== WHAT YOU ARE ASKED TO DO ==
Go through the entries below and print each one exactly, leaving out pictures.
─── EXERCISE INPUTS ───
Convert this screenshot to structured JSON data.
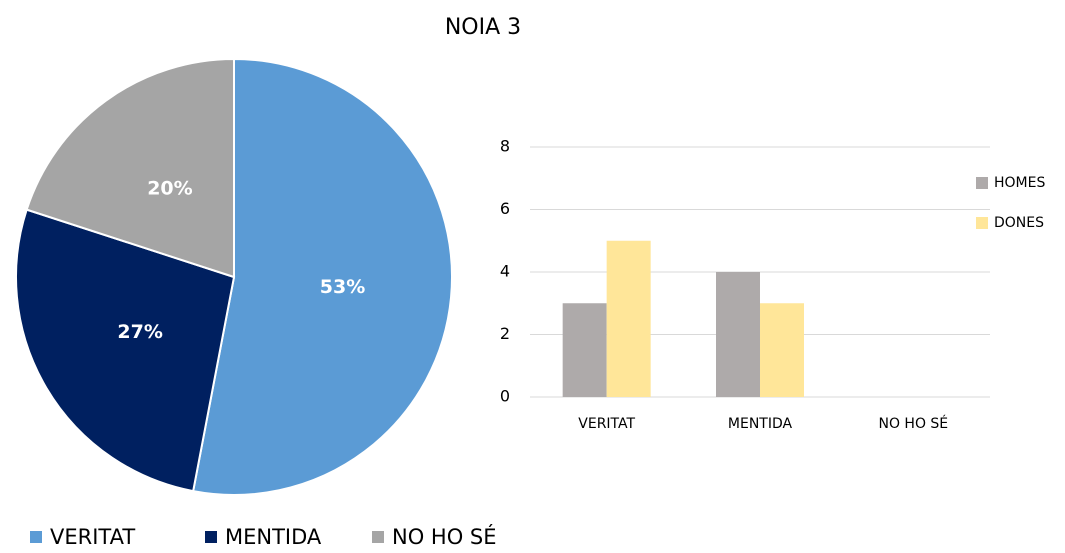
{
  "title": "NOIA 3",
  "chart_data": [
    {
      "type": "pie",
      "categories": [
        "VERITAT",
        "MENTIDA",
        "NO HO SÉ"
      ],
      "values": [
        53,
        27,
        20
      ],
      "value_labels": [
        "53%",
        "27%",
        "20%"
      ],
      "colors": [
        "#5b9bd5",
        "#002060",
        "#a5a5a5"
      ],
      "legend": "bottom"
    },
    {
      "type": "bar",
      "categories": [
        "VERITAT",
        "MENTIDA",
        "NO HO SÉ"
      ],
      "series": [
        {
          "name": "HOMES",
          "color": "#aeaaaa",
          "values": [
            3,
            4,
            0
          ]
        },
        {
          "name": "DONES",
          "color": "#ffe699",
          "values": [
            5,
            3,
            0
          ]
        }
      ],
      "ylim": [
        0,
        8
      ],
      "yticks": [
        0,
        2,
        4,
        6,
        8
      ],
      "grid": true,
      "legend": "right"
    }
  ]
}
───
== RESULT OF THIS TASK ==
Convert this screenshot to structured JSON data.
{
  "title": "NOIA 3",
  "chart_data": [
    {
      "type": "pie",
      "categories": [
        "VERITAT",
        "MENTIDA",
        "NO HO SÉ"
      ],
      "values": [
        53,
        27,
        20
      ],
      "value_labels": [
        "53%",
        "27%",
        "20%"
      ],
      "colors": [
        "#5b9bd5",
        "#002060",
        "#a5a5a5"
      ],
      "legend": "bottom"
    },
    {
      "type": "bar",
      "categories": [
        "VERITAT",
        "MENTIDA",
        "NO HO SÉ"
      ],
      "series": [
        {
          "name": "HOMES",
          "color": "#aeaaaa",
          "values": [
            3,
            4,
            0
          ]
        },
        {
          "name": "DONES",
          "color": "#ffe699",
          "values": [
            5,
            3,
            0
          ]
        }
      ],
      "ylim": [
        0,
        8
      ],
      "yticks": [
        0,
        2,
        4,
        6,
        8
      ],
      "grid": true,
      "legend": "right"
    }
  ]
}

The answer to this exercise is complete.